# Quoted passage start

Chairman Wellinghoff's statement on NARUC summer meetings international presentation on “A Shared Energy Vision for North America: Regulations, Markets, and the Environment”

“President Butler, fellow members of the Association, and NARUC meeting attendees: Good morning.  Thank you for inviting me to this discussion on “A Shared Energy Vision for North America.”  It’s a pleasure to be here among my colleagues from our three countries to discuss a topic of accelerating importance to regulators, legislators and consumers alike.

Vision

Well, we have come here to talk about a shared vision. And I have a vision of our energy future that I want to share with you this morning.

It is a vision for a future:

  • Where clean, affordable, and reliable energy are the everyday norm. And maybe we regulators have all retired!
  • Where energy efficiency, demand response, micro-generation, combined heat and power and other distributed resources are the first source of energy services for most consumers. And those distributed resources are fully supplemented with competitive procurement of large-scale wind, solar, hydro, geothermal and other renewable resources rounding out a significant share of our total energy resource mix for North America.
  • And where customers have robust and transparent interaction and control of the energy resources and services they use and rely on for their energy needs.

But to achieve this vision, the electric power industry and the natural gas industry will need to work together with their customers and their regulators to begin planning and operating in ways that differ significantly from the ways of the past.

Historically, the main industry goal was to plan for reliable energy services at least cost. We called this “Least-Cost Utility Planning” back in 1983 when I wrote one of the first comprehensive utility planning statutes as Nevada’s Consumer Advocate.

But times have changed radically in those 26 years. Now, the main driver must be smart planning for environmentally sustainable energy services that provide customer choice—as well as reliable service—at the least total economic and societal cost. Former externalities such as carbon and heat emissions must now be internalized as costs in the equation.

# Quoted passage end
# Records for this exercise start

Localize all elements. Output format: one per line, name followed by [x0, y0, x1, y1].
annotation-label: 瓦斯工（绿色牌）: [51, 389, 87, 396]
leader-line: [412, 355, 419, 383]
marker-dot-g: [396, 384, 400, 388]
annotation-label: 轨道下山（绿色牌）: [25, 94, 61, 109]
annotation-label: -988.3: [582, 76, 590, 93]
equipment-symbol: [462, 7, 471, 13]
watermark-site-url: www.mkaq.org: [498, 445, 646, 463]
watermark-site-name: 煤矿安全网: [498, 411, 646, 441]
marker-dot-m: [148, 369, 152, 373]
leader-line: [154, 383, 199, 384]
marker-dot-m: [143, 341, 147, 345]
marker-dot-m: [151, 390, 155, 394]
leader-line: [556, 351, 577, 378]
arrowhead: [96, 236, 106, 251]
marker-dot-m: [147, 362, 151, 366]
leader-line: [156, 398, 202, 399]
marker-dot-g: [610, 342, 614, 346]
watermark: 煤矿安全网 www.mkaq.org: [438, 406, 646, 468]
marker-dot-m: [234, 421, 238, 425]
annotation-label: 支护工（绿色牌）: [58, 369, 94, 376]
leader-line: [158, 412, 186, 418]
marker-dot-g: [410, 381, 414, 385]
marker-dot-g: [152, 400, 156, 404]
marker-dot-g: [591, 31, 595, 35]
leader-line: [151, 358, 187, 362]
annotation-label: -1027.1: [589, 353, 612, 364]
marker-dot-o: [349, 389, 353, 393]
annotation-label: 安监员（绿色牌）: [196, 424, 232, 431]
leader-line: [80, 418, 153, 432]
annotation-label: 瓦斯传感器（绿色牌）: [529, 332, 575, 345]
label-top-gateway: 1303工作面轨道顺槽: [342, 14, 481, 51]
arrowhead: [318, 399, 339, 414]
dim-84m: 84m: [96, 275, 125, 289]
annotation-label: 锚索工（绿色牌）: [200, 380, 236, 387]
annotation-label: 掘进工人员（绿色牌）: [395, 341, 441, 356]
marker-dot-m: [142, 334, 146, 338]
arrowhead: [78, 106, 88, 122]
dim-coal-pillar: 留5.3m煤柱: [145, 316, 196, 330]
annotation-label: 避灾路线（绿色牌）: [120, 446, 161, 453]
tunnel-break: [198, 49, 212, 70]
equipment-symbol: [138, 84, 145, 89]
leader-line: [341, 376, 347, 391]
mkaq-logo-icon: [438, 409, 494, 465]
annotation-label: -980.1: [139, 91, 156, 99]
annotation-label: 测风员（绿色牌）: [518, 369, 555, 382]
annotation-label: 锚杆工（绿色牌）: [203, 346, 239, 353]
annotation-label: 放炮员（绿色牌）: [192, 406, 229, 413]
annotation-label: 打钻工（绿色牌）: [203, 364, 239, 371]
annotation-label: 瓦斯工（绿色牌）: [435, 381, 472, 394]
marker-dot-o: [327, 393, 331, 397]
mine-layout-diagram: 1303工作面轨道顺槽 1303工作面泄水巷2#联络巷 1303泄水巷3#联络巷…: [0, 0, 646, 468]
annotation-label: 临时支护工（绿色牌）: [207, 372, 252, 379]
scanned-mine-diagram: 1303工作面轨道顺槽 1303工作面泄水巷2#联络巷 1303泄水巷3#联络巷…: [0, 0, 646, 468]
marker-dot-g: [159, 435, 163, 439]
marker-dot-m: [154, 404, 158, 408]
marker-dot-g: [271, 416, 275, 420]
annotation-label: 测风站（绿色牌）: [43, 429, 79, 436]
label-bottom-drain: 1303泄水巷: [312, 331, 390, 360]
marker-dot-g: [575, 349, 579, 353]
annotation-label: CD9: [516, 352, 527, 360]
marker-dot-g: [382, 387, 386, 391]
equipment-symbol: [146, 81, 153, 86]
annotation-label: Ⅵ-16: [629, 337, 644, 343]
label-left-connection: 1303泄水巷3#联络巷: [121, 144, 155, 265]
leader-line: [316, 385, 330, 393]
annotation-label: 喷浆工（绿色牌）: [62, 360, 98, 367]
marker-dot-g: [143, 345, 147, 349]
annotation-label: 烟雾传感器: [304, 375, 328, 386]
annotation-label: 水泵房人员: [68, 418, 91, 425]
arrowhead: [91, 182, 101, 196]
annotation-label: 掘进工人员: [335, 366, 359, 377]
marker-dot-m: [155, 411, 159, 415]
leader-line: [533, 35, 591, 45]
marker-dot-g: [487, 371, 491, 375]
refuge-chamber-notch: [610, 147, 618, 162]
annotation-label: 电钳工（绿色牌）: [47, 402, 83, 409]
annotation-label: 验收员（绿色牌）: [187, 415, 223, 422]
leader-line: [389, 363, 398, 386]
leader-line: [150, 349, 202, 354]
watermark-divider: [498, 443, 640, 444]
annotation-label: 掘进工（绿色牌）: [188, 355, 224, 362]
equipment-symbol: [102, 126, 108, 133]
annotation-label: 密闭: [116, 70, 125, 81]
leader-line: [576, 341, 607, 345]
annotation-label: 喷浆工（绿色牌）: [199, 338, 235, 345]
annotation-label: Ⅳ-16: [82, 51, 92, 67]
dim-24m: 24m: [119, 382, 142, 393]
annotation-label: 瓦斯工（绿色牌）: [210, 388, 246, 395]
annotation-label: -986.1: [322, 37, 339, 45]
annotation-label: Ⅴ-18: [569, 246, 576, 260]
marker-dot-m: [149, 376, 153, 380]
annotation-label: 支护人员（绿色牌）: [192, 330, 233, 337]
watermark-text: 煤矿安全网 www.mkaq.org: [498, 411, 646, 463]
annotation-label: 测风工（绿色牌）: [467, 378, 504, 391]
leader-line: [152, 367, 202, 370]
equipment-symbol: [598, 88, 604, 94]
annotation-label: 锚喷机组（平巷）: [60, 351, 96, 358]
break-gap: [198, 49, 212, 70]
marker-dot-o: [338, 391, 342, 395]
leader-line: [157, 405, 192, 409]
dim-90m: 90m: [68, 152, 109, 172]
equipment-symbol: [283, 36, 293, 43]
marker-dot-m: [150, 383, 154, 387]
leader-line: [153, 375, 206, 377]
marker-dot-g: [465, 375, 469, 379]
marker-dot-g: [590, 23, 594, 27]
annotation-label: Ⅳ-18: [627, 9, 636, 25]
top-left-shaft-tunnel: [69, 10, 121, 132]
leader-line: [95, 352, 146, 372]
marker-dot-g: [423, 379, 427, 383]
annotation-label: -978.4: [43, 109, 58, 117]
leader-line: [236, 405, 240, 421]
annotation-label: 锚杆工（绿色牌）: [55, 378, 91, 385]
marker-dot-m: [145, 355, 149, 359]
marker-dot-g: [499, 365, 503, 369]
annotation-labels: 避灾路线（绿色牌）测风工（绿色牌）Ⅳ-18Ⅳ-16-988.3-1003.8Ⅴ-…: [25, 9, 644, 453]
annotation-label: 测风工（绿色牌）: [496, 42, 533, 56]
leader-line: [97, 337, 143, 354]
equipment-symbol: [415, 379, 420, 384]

# Records for this exercise end

Exercise tasks:
**A.** In the statement on a shared energy vision for North America, what year did the speaker write one of the first comprehensive utility planning statutes?
**B.** Swap "annotation-label" for "text-label" in the records, from the first line through the line containing "leader-line: [158, 412, 186, 418]". Give back only that stretch, with everything else left the same.
The records come from a different source than the statement.

Solutions to the problems:
**A.** 1983

**B.**
Localize all elements. Output format: one per line, name followed by [x0, y0, x1, y1].
text-label: 瓦斯工（绿色牌）: [51, 389, 87, 396]
leader-line: [412, 355, 419, 383]
marker-dot-g: [396, 384, 400, 388]
text-label: 轨道下山（绿色牌）: [25, 94, 61, 109]
text-label: -988.3: [582, 76, 590, 93]
equipment-symbol: [462, 7, 471, 13]
watermark-site-url: www.mkaq.org: [498, 445, 646, 463]
watermark-site-name: 煤矿安全网: [498, 411, 646, 441]
marker-dot-m: [148, 369, 152, 373]
leader-line: [154, 383, 199, 384]
marker-dot-m: [143, 341, 147, 345]
marker-dot-m: [151, 390, 155, 394]
leader-line: [556, 351, 577, 378]
arrowhead: [96, 236, 106, 251]
marker-dot-m: [147, 362, 151, 366]
leader-line: [156, 398, 202, 399]
marker-dot-g: [610, 342, 614, 346]
watermark: 煤矿安全网 www.mkaq.org: [438, 406, 646, 468]
marker-dot-m: [234, 421, 238, 425]
text-label: 支护工（绿色牌）: [58, 369, 94, 376]
leader-line: [158, 412, 186, 418]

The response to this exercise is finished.